Pick out each line with the word "μεγάλην" from the material that follows.

====== ENTRIES SUPPLIED

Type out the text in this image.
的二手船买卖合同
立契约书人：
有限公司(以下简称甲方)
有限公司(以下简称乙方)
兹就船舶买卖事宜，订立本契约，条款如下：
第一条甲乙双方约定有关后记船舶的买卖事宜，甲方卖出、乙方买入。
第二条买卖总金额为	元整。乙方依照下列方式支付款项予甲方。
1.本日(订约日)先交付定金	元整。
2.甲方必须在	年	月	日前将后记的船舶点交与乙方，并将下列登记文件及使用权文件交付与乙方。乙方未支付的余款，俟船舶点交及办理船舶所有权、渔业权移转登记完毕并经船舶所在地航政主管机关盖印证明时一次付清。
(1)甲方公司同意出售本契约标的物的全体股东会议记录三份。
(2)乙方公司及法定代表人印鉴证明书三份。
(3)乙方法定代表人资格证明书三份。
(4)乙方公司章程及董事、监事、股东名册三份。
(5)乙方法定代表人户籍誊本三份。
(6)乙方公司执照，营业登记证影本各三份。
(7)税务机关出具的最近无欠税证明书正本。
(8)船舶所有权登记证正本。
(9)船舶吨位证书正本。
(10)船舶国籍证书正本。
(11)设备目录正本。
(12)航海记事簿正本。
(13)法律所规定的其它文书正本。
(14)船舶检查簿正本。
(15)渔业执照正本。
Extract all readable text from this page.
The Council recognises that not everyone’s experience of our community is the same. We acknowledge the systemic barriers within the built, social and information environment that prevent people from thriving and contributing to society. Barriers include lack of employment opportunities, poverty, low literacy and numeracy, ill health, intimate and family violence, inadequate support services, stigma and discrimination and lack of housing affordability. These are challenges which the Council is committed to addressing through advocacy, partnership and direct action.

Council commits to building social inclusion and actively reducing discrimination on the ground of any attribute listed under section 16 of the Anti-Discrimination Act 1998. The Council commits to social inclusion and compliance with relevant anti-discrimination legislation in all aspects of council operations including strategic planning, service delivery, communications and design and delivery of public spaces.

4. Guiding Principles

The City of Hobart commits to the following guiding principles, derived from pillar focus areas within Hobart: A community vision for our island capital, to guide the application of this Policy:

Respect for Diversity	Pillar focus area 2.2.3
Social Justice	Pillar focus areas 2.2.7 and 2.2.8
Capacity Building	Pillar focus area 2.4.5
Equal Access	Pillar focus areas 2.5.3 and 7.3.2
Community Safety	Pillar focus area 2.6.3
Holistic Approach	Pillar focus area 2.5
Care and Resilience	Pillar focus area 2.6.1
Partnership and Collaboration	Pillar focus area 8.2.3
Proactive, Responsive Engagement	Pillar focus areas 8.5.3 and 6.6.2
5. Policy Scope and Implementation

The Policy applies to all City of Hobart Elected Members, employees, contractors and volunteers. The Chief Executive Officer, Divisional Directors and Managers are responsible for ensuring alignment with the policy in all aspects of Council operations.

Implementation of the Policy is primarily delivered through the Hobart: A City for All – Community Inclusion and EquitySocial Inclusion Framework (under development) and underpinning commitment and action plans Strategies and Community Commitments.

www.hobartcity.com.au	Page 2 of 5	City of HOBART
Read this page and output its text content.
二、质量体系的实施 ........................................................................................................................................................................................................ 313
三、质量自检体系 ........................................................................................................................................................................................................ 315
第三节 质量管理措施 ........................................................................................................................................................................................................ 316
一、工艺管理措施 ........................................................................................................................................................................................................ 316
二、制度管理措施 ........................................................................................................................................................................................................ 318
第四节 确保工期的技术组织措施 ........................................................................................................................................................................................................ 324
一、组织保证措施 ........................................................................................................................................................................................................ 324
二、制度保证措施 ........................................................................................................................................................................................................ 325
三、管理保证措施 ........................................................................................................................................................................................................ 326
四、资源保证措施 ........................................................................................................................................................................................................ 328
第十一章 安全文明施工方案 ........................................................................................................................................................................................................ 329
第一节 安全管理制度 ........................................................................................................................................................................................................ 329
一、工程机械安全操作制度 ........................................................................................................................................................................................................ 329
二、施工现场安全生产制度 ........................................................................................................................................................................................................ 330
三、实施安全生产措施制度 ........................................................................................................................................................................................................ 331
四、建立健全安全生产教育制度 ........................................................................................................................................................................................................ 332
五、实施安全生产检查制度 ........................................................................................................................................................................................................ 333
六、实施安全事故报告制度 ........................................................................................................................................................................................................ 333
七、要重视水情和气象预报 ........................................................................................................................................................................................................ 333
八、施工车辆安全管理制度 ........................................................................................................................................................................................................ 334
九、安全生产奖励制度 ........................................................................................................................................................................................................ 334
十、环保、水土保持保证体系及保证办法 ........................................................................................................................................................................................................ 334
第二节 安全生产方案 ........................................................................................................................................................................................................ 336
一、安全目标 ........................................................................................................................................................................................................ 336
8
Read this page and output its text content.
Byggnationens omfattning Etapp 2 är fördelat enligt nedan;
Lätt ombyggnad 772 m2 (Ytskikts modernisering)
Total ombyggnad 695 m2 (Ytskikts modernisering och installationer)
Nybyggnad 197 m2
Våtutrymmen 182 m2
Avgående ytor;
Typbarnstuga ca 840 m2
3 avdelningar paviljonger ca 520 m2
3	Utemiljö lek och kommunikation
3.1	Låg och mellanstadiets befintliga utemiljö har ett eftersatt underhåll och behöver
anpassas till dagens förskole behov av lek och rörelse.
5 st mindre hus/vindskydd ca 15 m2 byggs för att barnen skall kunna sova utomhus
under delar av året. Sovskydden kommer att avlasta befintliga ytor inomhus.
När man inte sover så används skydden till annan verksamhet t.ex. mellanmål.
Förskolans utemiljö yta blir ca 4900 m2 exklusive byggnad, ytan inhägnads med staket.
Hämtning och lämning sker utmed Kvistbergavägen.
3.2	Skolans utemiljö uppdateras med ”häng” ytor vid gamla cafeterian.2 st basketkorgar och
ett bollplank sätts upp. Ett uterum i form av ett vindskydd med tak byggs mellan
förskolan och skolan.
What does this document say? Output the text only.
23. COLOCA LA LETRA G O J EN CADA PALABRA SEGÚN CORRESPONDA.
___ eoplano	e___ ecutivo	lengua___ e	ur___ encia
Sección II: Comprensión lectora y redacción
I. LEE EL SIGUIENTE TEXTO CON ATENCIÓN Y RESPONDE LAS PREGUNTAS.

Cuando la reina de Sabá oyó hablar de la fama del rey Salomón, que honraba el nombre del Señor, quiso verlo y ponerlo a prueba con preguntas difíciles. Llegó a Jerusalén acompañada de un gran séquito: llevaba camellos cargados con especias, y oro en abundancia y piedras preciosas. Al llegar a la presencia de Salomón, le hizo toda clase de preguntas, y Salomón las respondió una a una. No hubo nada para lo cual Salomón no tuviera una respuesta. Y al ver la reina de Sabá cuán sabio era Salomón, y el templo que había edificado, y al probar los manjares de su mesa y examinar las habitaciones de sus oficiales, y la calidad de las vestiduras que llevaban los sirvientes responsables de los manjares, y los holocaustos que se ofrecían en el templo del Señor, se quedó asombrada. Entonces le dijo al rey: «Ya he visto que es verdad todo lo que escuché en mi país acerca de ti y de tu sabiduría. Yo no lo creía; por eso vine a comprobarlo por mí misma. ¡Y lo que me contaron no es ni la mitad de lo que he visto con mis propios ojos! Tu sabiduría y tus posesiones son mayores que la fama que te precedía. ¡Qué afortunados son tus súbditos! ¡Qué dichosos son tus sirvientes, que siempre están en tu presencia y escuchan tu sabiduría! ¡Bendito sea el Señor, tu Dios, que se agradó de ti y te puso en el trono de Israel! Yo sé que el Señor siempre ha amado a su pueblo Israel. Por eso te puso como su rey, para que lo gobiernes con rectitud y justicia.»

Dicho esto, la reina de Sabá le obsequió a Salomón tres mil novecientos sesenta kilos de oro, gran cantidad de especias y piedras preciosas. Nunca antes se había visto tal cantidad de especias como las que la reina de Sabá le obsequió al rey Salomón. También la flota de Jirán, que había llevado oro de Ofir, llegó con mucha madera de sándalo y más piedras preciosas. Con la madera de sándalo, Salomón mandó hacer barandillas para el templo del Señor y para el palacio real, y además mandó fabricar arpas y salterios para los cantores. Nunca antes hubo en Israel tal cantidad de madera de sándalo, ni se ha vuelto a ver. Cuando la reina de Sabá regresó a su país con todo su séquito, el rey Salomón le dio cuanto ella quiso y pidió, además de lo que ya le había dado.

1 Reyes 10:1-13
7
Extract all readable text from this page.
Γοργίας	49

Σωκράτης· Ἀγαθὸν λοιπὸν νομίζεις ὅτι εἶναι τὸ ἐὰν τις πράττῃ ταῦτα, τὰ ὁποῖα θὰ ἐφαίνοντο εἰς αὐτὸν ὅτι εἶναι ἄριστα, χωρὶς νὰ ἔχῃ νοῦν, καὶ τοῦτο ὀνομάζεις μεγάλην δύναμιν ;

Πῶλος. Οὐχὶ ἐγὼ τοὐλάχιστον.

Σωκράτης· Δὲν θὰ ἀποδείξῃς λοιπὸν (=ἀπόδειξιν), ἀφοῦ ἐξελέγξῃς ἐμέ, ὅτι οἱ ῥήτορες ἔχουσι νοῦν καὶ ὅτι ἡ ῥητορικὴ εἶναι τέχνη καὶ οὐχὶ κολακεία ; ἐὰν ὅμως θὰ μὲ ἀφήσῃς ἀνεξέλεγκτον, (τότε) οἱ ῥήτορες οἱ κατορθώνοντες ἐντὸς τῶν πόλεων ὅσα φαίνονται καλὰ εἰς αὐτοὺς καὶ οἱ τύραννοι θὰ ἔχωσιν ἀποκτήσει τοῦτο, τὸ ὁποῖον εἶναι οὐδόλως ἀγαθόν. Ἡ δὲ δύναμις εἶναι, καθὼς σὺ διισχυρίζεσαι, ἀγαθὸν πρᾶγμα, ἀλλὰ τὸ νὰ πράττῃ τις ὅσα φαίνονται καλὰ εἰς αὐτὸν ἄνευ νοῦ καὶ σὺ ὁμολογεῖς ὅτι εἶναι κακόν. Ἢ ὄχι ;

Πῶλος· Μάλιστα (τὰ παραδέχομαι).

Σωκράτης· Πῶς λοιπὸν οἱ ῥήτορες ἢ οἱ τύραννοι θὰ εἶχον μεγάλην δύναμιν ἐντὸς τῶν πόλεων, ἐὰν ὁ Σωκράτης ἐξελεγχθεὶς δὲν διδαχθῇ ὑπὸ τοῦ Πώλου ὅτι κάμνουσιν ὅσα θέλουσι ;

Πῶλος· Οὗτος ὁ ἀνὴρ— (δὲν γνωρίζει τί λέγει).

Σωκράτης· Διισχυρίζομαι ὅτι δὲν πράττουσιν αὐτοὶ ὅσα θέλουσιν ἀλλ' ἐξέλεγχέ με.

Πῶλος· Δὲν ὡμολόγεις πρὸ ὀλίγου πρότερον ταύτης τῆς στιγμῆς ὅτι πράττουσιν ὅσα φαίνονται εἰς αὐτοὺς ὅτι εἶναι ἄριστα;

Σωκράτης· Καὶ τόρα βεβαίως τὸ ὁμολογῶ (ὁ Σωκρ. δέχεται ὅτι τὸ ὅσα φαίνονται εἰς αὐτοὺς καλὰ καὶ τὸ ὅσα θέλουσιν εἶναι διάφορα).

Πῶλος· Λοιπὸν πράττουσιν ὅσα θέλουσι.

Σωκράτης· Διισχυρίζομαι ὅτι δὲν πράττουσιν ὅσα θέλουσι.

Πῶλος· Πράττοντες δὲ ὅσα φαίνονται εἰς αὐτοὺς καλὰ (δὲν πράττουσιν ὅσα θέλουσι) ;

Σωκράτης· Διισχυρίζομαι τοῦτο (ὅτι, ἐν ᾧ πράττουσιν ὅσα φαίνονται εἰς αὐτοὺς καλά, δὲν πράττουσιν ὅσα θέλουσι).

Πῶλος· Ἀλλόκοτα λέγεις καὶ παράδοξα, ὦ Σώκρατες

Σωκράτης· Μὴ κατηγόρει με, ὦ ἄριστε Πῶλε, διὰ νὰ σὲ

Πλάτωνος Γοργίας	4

============

CORRECT RESULT —
Σωκράτης· Ἀγαθὸν λοιπὸν νομίζεις ὅτι εἶναι τὸ ἐὰν τις πράττῃ ταῦτα, τὰ ὁποῖα θὰ ἐφαίνοντο εἰς αὐτὸν ὅτι εἶναι ἄριστα, χωρὶς νὰ ἔχῃ νοῦν, καὶ τοῦτο ὀνομάζεις μεγάλην δύναμιν ;
Σωκράτης· Πῶς λοιπὸν οἱ ῥήτορες ἢ οἱ τύραννοι θὰ εἶχον μεγάλην δύναμιν ἐντὸς τῶν πόλεων, ἐὰν ὁ Σωκράτης ἐξελεγχθεὶς δὲν διδαχθῇ ὑπὸ τοῦ Πώλου ὅτι κάμνουσιν ὅσα θέλουσι ;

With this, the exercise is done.